(Data records)
──────────

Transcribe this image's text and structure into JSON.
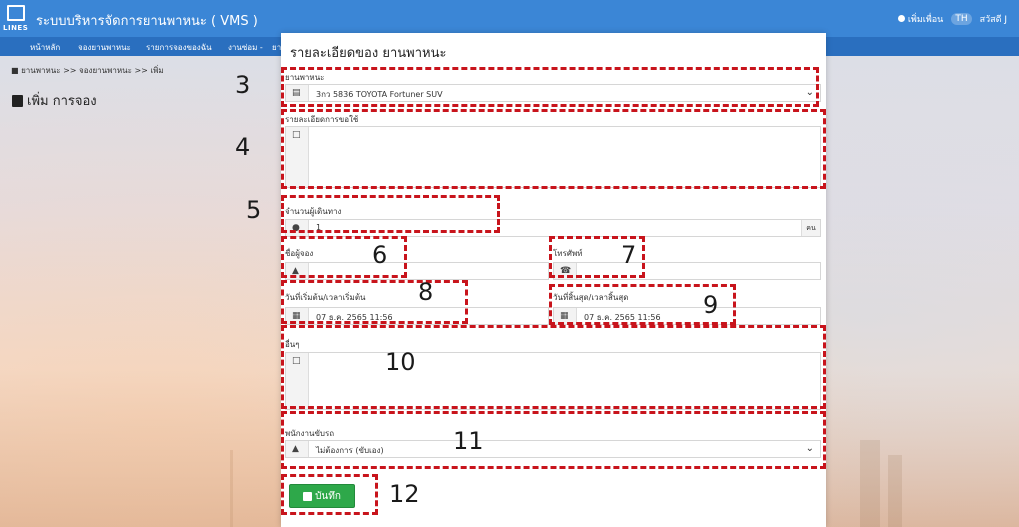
{
  "app": {
    "title": "ระบบบริหารจัดการยานพาหนะ ( VMS )",
    "logo_text": "LINES"
  },
  "topbar": {
    "user_add": "เพิ่มเพื่อน",
    "lang": "TH",
    "greeting": "สวัสดี J"
  },
  "nav": {
    "items": [
      "หน้าหลัก",
      "จองยานพาหนะ",
      "รายการจองของฉัน",
      "งานซ่อม -",
      "ยา"
    ]
  },
  "breadcrumb": "ยานพาหนะ >> จองยานพาหนะ >> เพิ่ม",
  "page": {
    "title": "เพิ่ม การจอง"
  },
  "modal": {
    "title": "รายละเอียดของ ยานพาหนะ",
    "vehicle": {
      "label": "ยานพาหนะ",
      "value": "3กว 5836 TOYOTA Fortuner SUV"
    },
    "details": {
      "label": "รายละเอียดการขอใช้",
      "value": ""
    },
    "passengers": {
      "label": "จำนวนผู้เดินทาง",
      "value": "1",
      "suffix": "คน"
    },
    "booker": {
      "label": "ชื่อผู้จอง",
      "value": ""
    },
    "phone": {
      "label": "โทรศัพท์",
      "value": ""
    },
    "start": {
      "label": "วันที่เริ่มต้น/เวลาเริ่มต้น",
      "value": "07 ธ.ค. 2565 11:56"
    },
    "end": {
      "label": "วันที่สิ้นสุด/เวลาสิ้นสุด",
      "value": "07 ธ.ค. 2565 11:56"
    },
    "other": {
      "label": "อื่นๆ",
      "value": ""
    },
    "driver": {
      "label": "พนักงานขับรถ",
      "value": "ไม่ต้องการ (ขับเอง)"
    },
    "save_label": "บันทึก"
  },
  "annotations": [
    "3",
    "4",
    "5",
    "6",
    "7",
    "8",
    "9",
    "10",
    "11",
    "12"
  ],
  "colors": {
    "topbar": "#3b86d6",
    "navbar": "#2a6fbf",
    "save": "#2ea84a",
    "annotation": "#c8141c"
  }
}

──────────

**WORK REQUIRED:** Repeat everything in the records precisely. Images are excluded from the copy.

**FULL RESPONSE:**
Transcribe this image's text and structure into JSON.
{
  "app": {
    "title": "ระบบบริหารจัดการยานพาหนะ ( VMS )",
    "logo_text": "LINES"
  },
  "topbar": {
    "user_add": "เพิ่มเพื่อน",
    "lang": "TH",
    "greeting": "สวัสดี J"
  },
  "nav": {
    "items": [
      "หน้าหลัก",
      "จองยานพาหนะ",
      "รายการจองของฉัน",
      "งานซ่อม -",
      "ยา"
    ]
  },
  "breadcrumb": "ยานพาหนะ >> จองยานพาหนะ >> เพิ่ม",
  "page": {
    "title": "เพิ่ม การจอง"
  },
  "modal": {
    "title": "รายละเอียดของ ยานพาหนะ",
    "vehicle": {
      "label": "ยานพาหนะ",
      "value": "3กว 5836 TOYOTA Fortuner SUV"
    },
    "details": {
      "label": "รายละเอียดการขอใช้",
      "value": ""
    },
    "passengers": {
      "label": "จำนวนผู้เดินทาง",
      "value": "1",
      "suffix": "คน"
    },
    "booker": {
      "label": "ชื่อผู้จอง",
      "value": ""
    },
    "phone": {
      "label": "โทรศัพท์",
      "value": ""
    },
    "start": {
      "label": "วันที่เริ่มต้น/เวลาเริ่มต้น",
      "value": "07 ธ.ค. 2565 11:56"
    },
    "end": {
      "label": "วันที่สิ้นสุด/เวลาสิ้นสุด",
      "value": "07 ธ.ค. 2565 11:56"
    },
    "other": {
      "label": "อื่นๆ",
      "value": ""
    },
    "driver": {
      "label": "พนักงานขับรถ",
      "value": "ไม่ต้องการ (ขับเอง)"
    },
    "save_label": "บันทึก"
  },
  "annotations": [
    "3",
    "4",
    "5",
    "6",
    "7",
    "8",
    "9",
    "10",
    "11",
    "12"
  ],
  "colors": {
    "topbar": "#3b86d6",
    "navbar": "#2a6fbf",
    "save": "#2ea84a",
    "annotation": "#c8141c"
  }
}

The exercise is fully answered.